A single number is wanted: how many lines of the records below contain the word "dont".

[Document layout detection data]
--- START ---

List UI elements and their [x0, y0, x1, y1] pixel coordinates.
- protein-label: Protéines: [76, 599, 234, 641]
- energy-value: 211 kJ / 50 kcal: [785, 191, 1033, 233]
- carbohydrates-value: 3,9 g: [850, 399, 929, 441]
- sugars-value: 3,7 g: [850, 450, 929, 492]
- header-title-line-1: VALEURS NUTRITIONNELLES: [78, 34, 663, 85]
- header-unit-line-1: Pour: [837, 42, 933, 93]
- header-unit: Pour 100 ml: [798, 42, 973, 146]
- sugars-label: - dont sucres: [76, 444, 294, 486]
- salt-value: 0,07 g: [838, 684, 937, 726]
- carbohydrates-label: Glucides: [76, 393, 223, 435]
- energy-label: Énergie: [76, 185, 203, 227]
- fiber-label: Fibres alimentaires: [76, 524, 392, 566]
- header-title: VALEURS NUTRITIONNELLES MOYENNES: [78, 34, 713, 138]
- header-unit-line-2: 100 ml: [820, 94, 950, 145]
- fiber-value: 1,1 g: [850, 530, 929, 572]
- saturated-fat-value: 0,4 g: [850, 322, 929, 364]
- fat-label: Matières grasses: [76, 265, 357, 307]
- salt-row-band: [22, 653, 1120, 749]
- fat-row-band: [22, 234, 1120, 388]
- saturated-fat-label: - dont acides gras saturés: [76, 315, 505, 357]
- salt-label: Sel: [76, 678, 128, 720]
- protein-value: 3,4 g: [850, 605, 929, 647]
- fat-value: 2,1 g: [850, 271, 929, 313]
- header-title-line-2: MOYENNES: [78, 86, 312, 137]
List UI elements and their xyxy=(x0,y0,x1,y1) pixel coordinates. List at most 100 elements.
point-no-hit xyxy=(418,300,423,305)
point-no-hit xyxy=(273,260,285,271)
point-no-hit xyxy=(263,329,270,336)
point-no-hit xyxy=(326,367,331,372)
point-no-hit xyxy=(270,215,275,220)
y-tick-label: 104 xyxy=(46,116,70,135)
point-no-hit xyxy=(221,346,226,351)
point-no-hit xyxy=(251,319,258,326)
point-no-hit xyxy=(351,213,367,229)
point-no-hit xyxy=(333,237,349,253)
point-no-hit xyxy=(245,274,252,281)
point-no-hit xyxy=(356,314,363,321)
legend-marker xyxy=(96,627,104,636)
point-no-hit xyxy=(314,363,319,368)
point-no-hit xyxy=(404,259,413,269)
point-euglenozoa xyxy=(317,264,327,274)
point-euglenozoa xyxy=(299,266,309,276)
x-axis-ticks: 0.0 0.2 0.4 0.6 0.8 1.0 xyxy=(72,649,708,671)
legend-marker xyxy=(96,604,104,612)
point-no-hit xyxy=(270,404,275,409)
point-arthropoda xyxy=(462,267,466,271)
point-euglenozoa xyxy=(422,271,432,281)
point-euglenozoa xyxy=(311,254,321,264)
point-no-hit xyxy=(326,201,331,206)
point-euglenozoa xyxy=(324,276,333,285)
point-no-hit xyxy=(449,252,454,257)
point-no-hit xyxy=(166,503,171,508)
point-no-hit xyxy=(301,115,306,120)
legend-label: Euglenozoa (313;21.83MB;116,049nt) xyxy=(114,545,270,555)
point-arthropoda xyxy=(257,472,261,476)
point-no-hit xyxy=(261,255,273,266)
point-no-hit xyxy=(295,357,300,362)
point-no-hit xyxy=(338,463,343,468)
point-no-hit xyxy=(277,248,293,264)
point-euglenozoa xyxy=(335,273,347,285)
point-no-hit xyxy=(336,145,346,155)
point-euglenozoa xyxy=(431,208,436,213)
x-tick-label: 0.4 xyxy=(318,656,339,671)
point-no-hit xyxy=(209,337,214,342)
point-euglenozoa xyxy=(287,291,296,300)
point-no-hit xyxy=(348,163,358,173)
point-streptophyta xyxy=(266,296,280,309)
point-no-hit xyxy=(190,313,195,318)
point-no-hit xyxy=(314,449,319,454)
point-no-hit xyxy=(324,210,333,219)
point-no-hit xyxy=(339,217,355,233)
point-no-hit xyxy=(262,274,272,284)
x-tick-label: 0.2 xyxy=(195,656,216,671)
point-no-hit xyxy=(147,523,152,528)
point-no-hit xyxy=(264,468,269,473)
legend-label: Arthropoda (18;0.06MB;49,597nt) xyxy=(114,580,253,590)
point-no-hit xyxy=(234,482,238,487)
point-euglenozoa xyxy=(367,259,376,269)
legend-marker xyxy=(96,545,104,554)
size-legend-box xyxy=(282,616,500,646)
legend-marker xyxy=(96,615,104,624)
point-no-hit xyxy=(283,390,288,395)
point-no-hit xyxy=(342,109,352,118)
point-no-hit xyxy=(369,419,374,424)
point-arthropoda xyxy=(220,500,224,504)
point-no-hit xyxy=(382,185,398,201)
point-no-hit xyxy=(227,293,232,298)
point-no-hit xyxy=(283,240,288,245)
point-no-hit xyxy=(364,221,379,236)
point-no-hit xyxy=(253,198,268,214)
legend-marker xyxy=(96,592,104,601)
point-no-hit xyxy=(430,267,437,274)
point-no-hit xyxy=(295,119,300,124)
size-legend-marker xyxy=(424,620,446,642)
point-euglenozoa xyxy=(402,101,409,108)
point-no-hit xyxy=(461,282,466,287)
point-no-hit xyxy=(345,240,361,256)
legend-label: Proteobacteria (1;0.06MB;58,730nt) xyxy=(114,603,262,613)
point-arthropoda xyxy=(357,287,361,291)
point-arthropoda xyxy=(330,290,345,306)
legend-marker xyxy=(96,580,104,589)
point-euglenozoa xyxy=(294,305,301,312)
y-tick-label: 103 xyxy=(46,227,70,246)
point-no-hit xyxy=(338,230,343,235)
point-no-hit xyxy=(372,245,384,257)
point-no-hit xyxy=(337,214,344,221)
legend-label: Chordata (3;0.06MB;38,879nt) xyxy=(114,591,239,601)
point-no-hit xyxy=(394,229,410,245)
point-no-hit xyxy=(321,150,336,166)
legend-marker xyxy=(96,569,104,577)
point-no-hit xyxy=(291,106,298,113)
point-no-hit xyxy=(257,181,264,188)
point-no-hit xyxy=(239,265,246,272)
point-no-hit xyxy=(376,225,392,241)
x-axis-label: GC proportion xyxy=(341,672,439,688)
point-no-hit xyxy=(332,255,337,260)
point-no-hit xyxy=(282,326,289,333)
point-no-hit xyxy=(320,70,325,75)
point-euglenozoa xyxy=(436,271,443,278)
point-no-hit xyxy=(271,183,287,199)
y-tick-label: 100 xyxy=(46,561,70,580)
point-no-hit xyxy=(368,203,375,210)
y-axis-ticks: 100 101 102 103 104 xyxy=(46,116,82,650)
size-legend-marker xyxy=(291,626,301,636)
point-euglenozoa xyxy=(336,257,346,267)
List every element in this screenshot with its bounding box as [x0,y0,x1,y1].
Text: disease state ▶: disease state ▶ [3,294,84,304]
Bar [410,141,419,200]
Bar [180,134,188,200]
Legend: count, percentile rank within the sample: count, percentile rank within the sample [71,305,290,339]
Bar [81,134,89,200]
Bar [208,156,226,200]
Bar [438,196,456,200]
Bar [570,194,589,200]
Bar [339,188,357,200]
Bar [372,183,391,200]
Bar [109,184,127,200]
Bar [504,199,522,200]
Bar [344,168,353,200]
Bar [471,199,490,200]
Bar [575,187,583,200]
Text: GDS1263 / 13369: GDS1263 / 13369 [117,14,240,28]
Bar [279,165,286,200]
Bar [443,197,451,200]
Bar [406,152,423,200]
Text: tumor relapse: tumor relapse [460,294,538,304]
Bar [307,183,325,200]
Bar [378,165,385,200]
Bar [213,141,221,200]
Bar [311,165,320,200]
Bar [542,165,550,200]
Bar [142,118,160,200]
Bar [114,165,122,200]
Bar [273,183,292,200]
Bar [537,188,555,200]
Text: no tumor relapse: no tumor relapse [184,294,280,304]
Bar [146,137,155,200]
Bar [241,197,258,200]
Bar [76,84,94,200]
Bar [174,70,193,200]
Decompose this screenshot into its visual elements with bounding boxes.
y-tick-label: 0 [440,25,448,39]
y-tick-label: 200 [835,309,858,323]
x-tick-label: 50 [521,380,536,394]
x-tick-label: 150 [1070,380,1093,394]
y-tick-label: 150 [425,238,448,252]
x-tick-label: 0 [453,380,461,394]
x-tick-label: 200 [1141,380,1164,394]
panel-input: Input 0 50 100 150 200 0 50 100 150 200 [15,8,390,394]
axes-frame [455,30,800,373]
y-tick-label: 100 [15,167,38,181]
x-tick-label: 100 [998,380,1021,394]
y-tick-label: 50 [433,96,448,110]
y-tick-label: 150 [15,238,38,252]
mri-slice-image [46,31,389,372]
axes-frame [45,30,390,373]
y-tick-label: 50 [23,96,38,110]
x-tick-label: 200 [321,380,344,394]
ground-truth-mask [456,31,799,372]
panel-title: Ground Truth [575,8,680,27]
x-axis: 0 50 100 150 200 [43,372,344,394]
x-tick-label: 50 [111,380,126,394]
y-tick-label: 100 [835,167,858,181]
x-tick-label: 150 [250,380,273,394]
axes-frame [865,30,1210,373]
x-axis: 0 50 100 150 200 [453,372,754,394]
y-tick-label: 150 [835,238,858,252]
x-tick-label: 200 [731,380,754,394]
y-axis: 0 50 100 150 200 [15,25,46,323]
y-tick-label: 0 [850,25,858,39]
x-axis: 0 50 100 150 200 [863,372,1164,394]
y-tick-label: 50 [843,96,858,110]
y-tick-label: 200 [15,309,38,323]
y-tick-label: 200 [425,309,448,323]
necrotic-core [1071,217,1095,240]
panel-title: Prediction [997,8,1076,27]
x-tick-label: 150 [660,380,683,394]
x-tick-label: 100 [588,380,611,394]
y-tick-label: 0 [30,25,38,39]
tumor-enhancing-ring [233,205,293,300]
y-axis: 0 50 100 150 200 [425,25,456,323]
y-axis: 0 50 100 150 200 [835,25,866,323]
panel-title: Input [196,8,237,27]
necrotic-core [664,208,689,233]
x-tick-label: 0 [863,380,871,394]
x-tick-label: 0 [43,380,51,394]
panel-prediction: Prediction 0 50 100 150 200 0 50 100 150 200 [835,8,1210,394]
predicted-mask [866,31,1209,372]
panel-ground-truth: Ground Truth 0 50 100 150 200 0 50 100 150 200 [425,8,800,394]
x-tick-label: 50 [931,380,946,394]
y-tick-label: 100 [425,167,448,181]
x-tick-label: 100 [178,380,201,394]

--- END ---

> [Response below]
2